**页面**
# 文本分析器

## 1. 内置文本分析器

### 1.1. 标准分析器 (`standard`)

- 文本分析

In [None]:
text=$'{
    "analyzer": "standard",
    "text": "The 2 QUICK Brown-Foxes jumped over the lazy dog\'s bone."
}';

curl -H 'Cache-Control: no-cache' -H 'Content-Type: application/json' \
     -X POST 'http://localhost:9200/_analyze?pretty' -d "$(echo $text)";

- 设置到索引

In [None]:
# create index
echo -e "* create index as: ";
settings='{
    "settings": {
        "number_of_replicas": 0,
        "number_of_shards": 1,
        "analysis": {
            "analyzer": {
                "standard_analyzer": {
                    "type": "standard",
                    "max_token_length": 5,
                    "stopwords": "_english_"
                }
            }
        }
    }
}';
curl -H 'Cache-Control: no-cache' -H 'Content-Type: application/json' \
     -X PUT 'http://localhost:9200/analyzer?pretty' -d "$(echo $settings)";

# test index analyzer
echo -e "\n* analyzed with index as: ";
text=$'{
    "analyzer": "standard_analyzer",
    "text": "The 2 QUICK Brown-Foxes jumped over the lazy dog\'s bone."
}';
curl -H 'Cache-Control: no-cache' -H 'Content-Type: application/json' \
     -X POST 'http://localhost:9200/analyzer/_analyze?pretty' -d "$(echo $text)";

# delete index
echo -e "\n* delete index as:";
curl -H 'Cache-Control: no-cache' -H 'Content-Type: application/json' \
     -X DELETE 'http://localhost:9200/analyzer?pretty';

### 1.2. 简单分析器 (`simple`)

**书面练习**
请续写上面这篇讲文本分析器的页面，从最后的“简单分析器”标题之后接着写下去。 这份列表是另一份独立的材料。

[区域边界数据]
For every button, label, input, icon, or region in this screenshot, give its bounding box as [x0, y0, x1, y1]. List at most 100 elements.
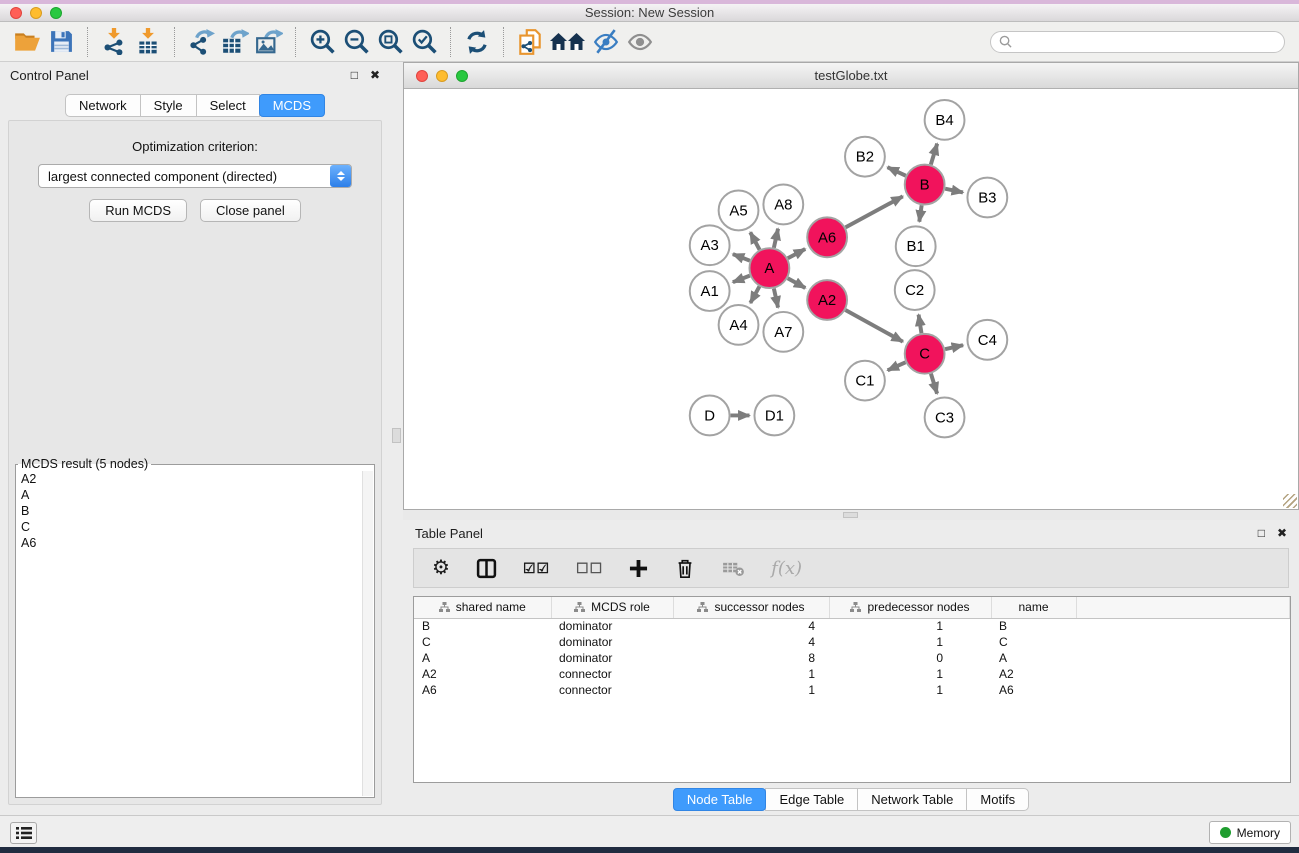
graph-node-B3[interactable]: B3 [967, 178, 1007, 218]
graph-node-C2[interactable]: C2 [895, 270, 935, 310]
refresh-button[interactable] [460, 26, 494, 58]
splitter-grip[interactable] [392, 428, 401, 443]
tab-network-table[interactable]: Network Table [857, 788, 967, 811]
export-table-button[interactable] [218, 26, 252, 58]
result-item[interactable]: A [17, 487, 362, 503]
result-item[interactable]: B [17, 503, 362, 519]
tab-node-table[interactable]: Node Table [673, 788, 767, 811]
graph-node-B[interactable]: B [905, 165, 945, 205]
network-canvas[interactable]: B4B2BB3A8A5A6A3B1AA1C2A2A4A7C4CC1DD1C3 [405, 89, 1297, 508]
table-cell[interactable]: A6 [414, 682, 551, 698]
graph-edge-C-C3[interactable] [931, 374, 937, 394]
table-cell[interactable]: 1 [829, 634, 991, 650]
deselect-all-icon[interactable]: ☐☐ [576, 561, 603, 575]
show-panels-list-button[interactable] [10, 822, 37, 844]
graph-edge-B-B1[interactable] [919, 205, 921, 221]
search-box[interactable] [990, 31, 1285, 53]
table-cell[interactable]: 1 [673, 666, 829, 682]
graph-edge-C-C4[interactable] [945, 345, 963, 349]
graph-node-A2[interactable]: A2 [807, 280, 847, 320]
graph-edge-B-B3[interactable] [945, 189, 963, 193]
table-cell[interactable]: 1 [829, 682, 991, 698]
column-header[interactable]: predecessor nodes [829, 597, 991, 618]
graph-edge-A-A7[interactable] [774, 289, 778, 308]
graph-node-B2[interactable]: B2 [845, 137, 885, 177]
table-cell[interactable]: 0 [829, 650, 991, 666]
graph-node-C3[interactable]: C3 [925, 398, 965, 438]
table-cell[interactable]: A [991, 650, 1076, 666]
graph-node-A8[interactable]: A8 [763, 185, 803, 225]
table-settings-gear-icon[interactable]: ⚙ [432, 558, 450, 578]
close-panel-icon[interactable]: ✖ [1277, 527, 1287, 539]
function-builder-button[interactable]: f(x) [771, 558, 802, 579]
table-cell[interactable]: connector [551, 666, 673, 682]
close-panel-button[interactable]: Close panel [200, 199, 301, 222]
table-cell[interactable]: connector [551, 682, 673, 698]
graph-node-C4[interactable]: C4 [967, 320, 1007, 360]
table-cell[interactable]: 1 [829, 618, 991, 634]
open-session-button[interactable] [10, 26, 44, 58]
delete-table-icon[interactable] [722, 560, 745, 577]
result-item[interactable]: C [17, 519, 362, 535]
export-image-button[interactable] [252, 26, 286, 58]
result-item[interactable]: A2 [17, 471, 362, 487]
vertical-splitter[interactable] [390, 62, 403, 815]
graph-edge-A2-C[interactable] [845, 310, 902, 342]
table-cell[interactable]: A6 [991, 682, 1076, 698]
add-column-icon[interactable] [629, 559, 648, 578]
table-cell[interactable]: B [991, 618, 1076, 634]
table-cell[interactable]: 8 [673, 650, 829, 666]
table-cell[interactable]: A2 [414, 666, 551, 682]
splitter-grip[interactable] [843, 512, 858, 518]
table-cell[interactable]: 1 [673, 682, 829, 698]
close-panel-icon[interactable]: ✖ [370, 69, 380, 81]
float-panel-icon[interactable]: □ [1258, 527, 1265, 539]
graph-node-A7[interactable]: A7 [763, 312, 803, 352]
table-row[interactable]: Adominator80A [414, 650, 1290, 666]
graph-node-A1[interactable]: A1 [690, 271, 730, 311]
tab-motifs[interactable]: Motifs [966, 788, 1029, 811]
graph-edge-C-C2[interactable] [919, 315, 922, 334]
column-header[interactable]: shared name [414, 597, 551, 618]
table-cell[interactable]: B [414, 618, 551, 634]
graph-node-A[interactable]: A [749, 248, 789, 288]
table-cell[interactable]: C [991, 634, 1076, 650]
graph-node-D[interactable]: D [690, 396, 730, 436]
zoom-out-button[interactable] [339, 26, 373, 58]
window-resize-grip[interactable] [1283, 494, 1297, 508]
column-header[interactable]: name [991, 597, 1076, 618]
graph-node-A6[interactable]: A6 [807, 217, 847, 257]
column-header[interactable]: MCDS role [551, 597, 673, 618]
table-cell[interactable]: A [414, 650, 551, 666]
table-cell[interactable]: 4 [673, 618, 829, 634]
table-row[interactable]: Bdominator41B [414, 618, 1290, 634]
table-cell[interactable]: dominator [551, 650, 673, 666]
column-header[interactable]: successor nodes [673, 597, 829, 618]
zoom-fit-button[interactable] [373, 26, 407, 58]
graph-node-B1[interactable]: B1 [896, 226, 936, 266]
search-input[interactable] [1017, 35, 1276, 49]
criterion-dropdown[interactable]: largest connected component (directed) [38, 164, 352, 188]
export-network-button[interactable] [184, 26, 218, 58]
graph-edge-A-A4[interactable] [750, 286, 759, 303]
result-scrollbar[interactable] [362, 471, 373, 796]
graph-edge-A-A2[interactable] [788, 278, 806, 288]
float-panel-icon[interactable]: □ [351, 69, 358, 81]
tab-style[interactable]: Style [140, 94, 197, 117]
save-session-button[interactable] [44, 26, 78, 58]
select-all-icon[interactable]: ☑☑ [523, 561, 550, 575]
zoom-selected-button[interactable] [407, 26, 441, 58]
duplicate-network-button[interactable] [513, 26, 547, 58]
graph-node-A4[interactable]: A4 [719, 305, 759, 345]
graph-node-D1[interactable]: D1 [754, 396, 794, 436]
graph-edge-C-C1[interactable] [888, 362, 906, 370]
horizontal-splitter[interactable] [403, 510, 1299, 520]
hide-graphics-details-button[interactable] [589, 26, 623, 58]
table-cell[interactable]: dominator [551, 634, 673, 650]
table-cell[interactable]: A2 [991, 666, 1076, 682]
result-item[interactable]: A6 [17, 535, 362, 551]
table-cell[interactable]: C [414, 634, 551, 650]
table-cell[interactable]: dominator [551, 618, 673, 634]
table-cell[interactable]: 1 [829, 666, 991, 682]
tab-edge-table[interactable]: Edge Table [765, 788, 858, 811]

**预期输出**
将非字母的词汇切分，并转化为小写

- 文本分析

In [None]:
text=$'{
    "analyzer": "simple",
    "text": "The 2 QUICK Brown-Foxes jumped over the lazy dog\'s bone."
}';

curl -H 'Cache-Control: no-cache' -H 'Content-Type: application/json' \
     -X POST 'http://localhost:9200/_analyze?pretty' -d "$(echo $text)";

- 设置到索引

In [None]:
# create index
echo -e "* create index as: ";
settings='{
    "settings": {
        "number_of_replicas": 0,
        "number_of_shards": 1,
        "analysis": {
            "analyzer": {
                "simple_analyzer": {
                    "type": "simple"
                }
            }
        }
    }
}';
curl -H 'Cache-Control: no-cache' -H 'Content-Type: application/json' \
     -X PUT 'http://localhost:9200/analyzer?pretty' -d "$(echo $settings)";

# test index analyzer
echo -e "\n* analyzed with index as: ";
text=$'{
    "analyzer": "simple_analyzer",
    "text": "The 2 QUICK Brown-Foxes jumped over the lazy dog\'s bone."
}';
curl -H 'Cache-Control: no-cache' -H 'Content-Type: application/json' \
     -X POST 'http://localhost:9200/analyzer/_analyze?pretty' -d "$(echo $text)";

# delete index
echo -e "\n* delete index as:";
curl -H 'Cache-Control: no-cache' -H 'Content-Type: application/json' \
     -X DELETE 'http://localhost:9200/analyzer?pretty';

### 1.3. 空白文本分析器 (`whitespace`)

根据空格字符，将句子切分为词汇

- 文本分析

In [None]:
text=$'{
    "analyzer": "whitespace",
    "text": "The 2 QUICK Brown-Foxes jumped over the lazy dog\'s bone."
}';

curl -H 'Cache-Control: no-cache' -H 'Content-Type: application/json' \
     -X POST 'http://localhost:9200/_analyze?pretty' -d "$(echo $text)";

- 设置到索引

In [None]:
# create index
echo -e "* create index as: ";
settings='{
    "settings": {
        "number_of_replicas": 0,
        "number_of_shards": 1,
        "analysis": {
            "analyzer": {
                "whitespace_analyzer": {
                    "type": "whitespace"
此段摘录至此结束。